-- Begin EXTRACTED ENTRIES --
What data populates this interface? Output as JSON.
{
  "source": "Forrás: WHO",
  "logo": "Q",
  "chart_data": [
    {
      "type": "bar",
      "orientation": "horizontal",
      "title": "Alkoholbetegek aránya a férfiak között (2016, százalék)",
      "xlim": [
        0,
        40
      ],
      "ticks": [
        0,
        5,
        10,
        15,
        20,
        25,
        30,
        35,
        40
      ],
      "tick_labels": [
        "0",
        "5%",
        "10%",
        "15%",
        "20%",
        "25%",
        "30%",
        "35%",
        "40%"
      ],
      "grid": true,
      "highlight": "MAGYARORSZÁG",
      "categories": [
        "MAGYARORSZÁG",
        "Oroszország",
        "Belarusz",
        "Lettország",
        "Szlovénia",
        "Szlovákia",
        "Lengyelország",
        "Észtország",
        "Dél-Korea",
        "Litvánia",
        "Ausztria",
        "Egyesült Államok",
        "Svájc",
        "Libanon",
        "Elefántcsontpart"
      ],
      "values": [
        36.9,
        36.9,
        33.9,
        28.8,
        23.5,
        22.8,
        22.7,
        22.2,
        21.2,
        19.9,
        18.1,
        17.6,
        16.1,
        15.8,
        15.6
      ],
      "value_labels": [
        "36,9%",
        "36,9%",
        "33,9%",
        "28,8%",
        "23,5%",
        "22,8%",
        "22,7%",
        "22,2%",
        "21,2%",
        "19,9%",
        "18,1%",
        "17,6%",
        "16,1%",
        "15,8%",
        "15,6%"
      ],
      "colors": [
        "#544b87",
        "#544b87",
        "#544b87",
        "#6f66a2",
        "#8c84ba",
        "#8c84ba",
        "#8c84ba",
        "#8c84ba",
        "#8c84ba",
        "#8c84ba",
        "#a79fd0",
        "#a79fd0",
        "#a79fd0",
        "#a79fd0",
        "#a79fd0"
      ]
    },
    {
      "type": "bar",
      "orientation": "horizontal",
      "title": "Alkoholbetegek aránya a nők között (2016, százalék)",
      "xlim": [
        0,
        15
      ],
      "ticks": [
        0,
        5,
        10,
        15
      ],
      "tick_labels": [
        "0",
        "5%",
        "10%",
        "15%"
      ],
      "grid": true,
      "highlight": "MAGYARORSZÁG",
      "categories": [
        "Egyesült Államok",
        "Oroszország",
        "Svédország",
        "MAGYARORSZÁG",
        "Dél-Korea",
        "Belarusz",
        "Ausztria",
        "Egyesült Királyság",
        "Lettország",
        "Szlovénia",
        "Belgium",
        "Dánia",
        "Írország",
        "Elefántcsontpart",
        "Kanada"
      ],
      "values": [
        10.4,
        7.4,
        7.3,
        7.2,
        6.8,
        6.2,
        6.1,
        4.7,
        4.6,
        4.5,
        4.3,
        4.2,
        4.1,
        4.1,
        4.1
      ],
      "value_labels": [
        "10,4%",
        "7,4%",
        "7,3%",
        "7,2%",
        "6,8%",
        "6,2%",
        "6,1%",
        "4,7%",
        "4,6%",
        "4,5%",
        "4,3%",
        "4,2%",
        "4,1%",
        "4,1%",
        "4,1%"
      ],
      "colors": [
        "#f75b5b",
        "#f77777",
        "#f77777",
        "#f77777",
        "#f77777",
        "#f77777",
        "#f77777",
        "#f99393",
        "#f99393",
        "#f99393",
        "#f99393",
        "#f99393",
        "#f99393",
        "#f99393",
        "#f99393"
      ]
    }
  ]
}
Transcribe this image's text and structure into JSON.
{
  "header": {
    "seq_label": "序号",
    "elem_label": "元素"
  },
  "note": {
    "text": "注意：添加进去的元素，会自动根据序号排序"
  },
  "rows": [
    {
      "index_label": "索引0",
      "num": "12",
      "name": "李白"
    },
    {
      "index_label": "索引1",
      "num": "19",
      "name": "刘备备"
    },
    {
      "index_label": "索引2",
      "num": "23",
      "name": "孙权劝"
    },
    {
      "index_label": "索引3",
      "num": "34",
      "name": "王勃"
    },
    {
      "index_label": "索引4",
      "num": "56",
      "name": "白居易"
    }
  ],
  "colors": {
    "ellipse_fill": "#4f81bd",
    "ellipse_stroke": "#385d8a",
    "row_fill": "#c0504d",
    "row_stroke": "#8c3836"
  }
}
-- End EXTRACTED ENTRIES --
EXERCISE AIM:
Count how many lines hold the string "Elefántcsontpart" and give that number alone.

WORKED ANSWER:
2